(Text to read):

________________________

Item 2.05 Costs Associated with Exit or Disposal Activities.
On November 1, 2010, the Board of Directors of the Company authorized a broad restructuring
plan which, at that time, was expected to result in pre-tax charges in the range of $65 to $85
million over the following twelve months, with the vast majority associated with manufacturing
capacity rationalization. The Board of Directors delegated authority to the Companys management to
determine the final plan with respect to these initiatives. At that time, as management had not
yet finalized the specific actions to be taken, the Company was not able to make a good faith
estimate of the amount or range of amounts of each major type of cost that will be incurred, or the
amount or range of amounts of costs that will result in future cash expenditures. The Company is
filing this amendment to the Original Form 8-K to report upon the determination of specific
restructuring actions and the estimated amounts or range of amounts of the related costs, as well
as the range of the estimated total costs associated with the restructuring plan.
On March 7, 2011, the Company determined that, as a part of the restructuring plan, it will
close its carbon zinc manufacturing facility in Cebu, Philippines and its alkaline manufacturing
facility in La Chaux De Fonds (LCF), Switzerland. The Company anticipates that it will close the
Cebu facility by May 2011 and the LCF facility by July 2011. The carbon zinc and alkaline battery
requirements currently supplied by the Cebu and LCF facilities will be produced in our remaining
battery manufacturing facilities. The Company expects to implement additional elements of the
restructuring plan in the U.S. and throughout the rest of the world, substantially all of which are
anticipated to be completed by the end of fiscal 2011.
The Company anticipates that, in connection with implementing the restructuring plan, it will
record pre-tax charges of approximately $75 to $85 million, of which approximately $52 to $60
million relates to severance benefits, including the impact of pension charges, outplacement
services and assistance with employment transitioning, and approximately $18 to $21 million relates
to the net carrying value of impacted property, plant and equipment. The remaining restructuring charges
relate to consulting, training and other exit costs. The estimated timing for the charges is
described below:
First Quarter 2011 Charge. In the first quarter of fiscal 2011, the Company recorded a
charge of approximately $1.2 million, of which included $0.4 million related to severance
and other employment related benefits, $0.3 million related to a contract termination and
$0.5 million for other restructuring related costs.

________________________

(Records for this exercise):
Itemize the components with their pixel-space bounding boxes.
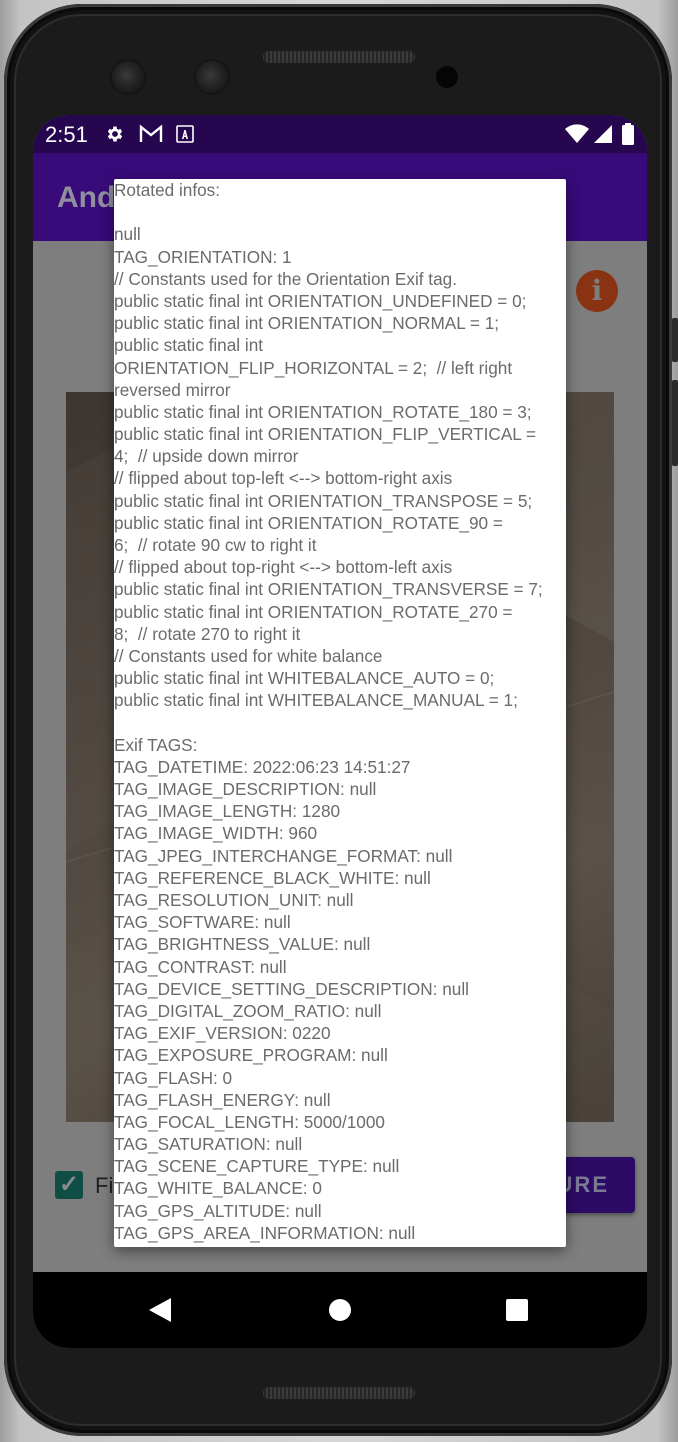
device-frame: 2:51 And i ✓ Fi URE Rotated infos: null … — [0, 0, 678, 1442]
dialog-line: TAG_FOCAL_LENGTH: 5000/1000 — [114, 1111, 385, 1132]
navigation-bar — [33, 1272, 647, 1348]
dialog-line: TAG_SATURATION: null — [114, 1134, 303, 1155]
dialog-line: public static final int ORIENTATION_NORM… — [114, 313, 500, 334]
dialog-line: ORIENTATION_FLIP_HORIZONTAL = 2; // left… — [114, 357, 513, 378]
rotated-infos-dialog: Rotated infos: null TAG_ORIENTATION: 1// C… — [114, 179, 566, 1247]
power-button — [672, 380, 678, 466]
dialog-line: TAG_ORIENTATION: 1 — [114, 246, 292, 267]
front-camera-icon — [112, 61, 144, 93]
dialog-line: TAG_SCENE_CAPTURE_TYPE: null — [114, 1156, 400, 1177]
dialog-line: null — [114, 224, 141, 245]
dialog-line: TAG_RESOLUTION_UNIT: null — [114, 890, 354, 910]
volume-button — [672, 318, 678, 362]
dialog-line: public static final int WHITEBALANCE_AUT… — [114, 668, 495, 689]
dialog-line: TAG_FLASH_ENERGY: null — [114, 1089, 331, 1110]
dialog-line: // flipped about top-right <--> bottom-l… — [114, 557, 453, 578]
wifi-icon — [565, 124, 589, 143]
dialog-line: TAG_IMAGE_WIDTH: 960 — [114, 823, 318, 844]
dialog-line: // flipped about top-left <--> bottom-ri… — [114, 468, 453, 489]
dialog-line: TAG_EXIF_VERSION: 0220 — [114, 1023, 331, 1044]
dialog-line: public static final int ORIENTATION_TRAN… — [114, 579, 543, 600]
dialog-line: public static final int ORIENTATION_FLIP… — [114, 424, 537, 445]
dialog-line: TAG_REFERENCE_BLACK_WHITE: null — [114, 867, 431, 888]
dialog-line: TAG_EXPOSURE_PROGRAM: null — [114, 1045, 388, 1066]
dialog-line: // Constants used for the Orientation Ex… — [114, 268, 457, 289]
gmail-icon — [139, 124, 163, 142]
dialog-line: TAG_JPEG_INTERCHANGE_FORMAT: null — [114, 845, 453, 866]
info-icon[interactable]: i — [576, 270, 618, 312]
home-icon[interactable] — [329, 1299, 351, 1321]
dialog-line: 8; // rotate 270 to right it — [114, 623, 301, 644]
dialog-line: public static final int ORIENTATION_ROTA… — [114, 512, 503, 533]
dialog-line: public static final int WHITEBALANCE_MAN… — [114, 690, 518, 711]
font-icon — [176, 125, 194, 143]
dialog-line: TAG_DATETIME: 2022:06:23 14:51:27 — [114, 756, 411, 777]
status-bar: 2:51 — [33, 115, 647, 153]
app-title: And — [57, 181, 116, 214]
dialog-line: public static final int ORIENTATION_ROTA… — [114, 601, 513, 622]
dialog-line: TAG_IMAGE_LENGTH: 1280 — [114, 801, 341, 822]
dialog-line: Rotated infos: — [114, 180, 221, 200]
battery-icon — [622, 123, 634, 145]
dialog-line — [114, 712, 566, 734]
dialog-line: public static final int ORIENTATION_UNDE… — [114, 290, 527, 311]
back-icon[interactable] — [149, 1298, 171, 1322]
dialog-line — [114, 201, 566, 223]
dialog-line: TAG_IMAGE_DESCRIPTION: null — [114, 779, 377, 800]
bottom-speaker — [262, 1386, 416, 1400]
dialog-line: public static final int ORIENTATION_TRAN… — [114, 490, 533, 511]
dialog-line: TAG_SOFTWARE: null — [114, 912, 291, 933]
dialog-line: TAG_FLASH: 0 — [114, 1067, 233, 1088]
dialog-line: Exif TAGS: — [114, 734, 198, 755]
recents-icon[interactable] — [506, 1299, 528, 1321]
gear-icon — [107, 126, 123, 142]
signal-icon — [594, 125, 612, 143]
dialog-line: TAG_GPS_AREA_INFORMATION: null — [114, 1222, 416, 1243]
dialog-line: TAG_WHITE_BALANCE: 0 — [114, 1178, 322, 1199]
dialog-line: TAG_GPS_ALTITUDE: null — [114, 1200, 322, 1221]
checkbox-label: Fi — [95, 1173, 114, 1198]
dialog-line: TAG_BRIGHTNESS_VALUE: null — [114, 934, 371, 955]
dialog-line: TAG_CONTRAST: null — [114, 956, 287, 977]
dialog-line: reversed mirror — [114, 379, 231, 400]
dialog-line: public static final int — [114, 335, 264, 356]
dialog-line: // Constants used for white balance — [114, 645, 383, 666]
dialog-line: public static final int ORIENTATION_ROTA… — [114, 401, 532, 422]
earpiece-speaker — [262, 50, 416, 64]
option-checkbox[interactable]: ✓ — [55, 1171, 83, 1199]
dialog-line: 4; // upside down mirror — [114, 446, 299, 467]
proximity-sensor-icon — [436, 66, 458, 88]
status-time: 2:51 — [45, 122, 88, 147]
dialog-line: 6; // rotate 90 cw to right it — [114, 535, 317, 555]
front-camera-secondary-icon — [196, 61, 228, 93]
dialog-line: TAG_DEVICE_SETTING_DESCRIPTION: null — [114, 978, 469, 999]
dialog-text: Rotated infos: null TAG_ORIENTATION: 1// C… — [114, 179, 566, 1244]
dialog-line: TAG_DIGITAL_ZOOM_RATIO: null — [114, 1000, 382, 1021]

________________________

(Complete the following):
1. According to the restructuring filing, by what date does the Company expect to close the Cebu facility?
2. In the entries, turn the part that opens with the line containing "device-frame: 2:51 And" and closes with the line containing "rotated-infos-dialog: Rotated infos: null" into a JSON list of strings, one string per line.

(Answers by task):
1. By May 2011.

2.
[
  "device-frame: 2:51 And i ✓ Fi URE Rotated infos: null … — [0, 0, 678, 1442]",
  "dialog-line: TAG_FOCAL_LENGTH: 5000/1000 — [114, 1111, 385, 1132]",
  "navigation-bar — [33, 1272, 647, 1348]",
  "dialog-line: TAG_SATURATION: null — [114, 1134, 303, 1155]",
  "dialog-line: public static final int ORIENTATION_NORM… — [114, 313, 500, 334]",
  "dialog-line: ORIENTATION_FLIP_HORIZONTAL = 2; // left… — [114, 357, 513, 378]",
  "rotated-infos-dialog: Rotated infos: null TAG_ORIENTATION: 1// C… — [114, 179, 566, 1247]"
]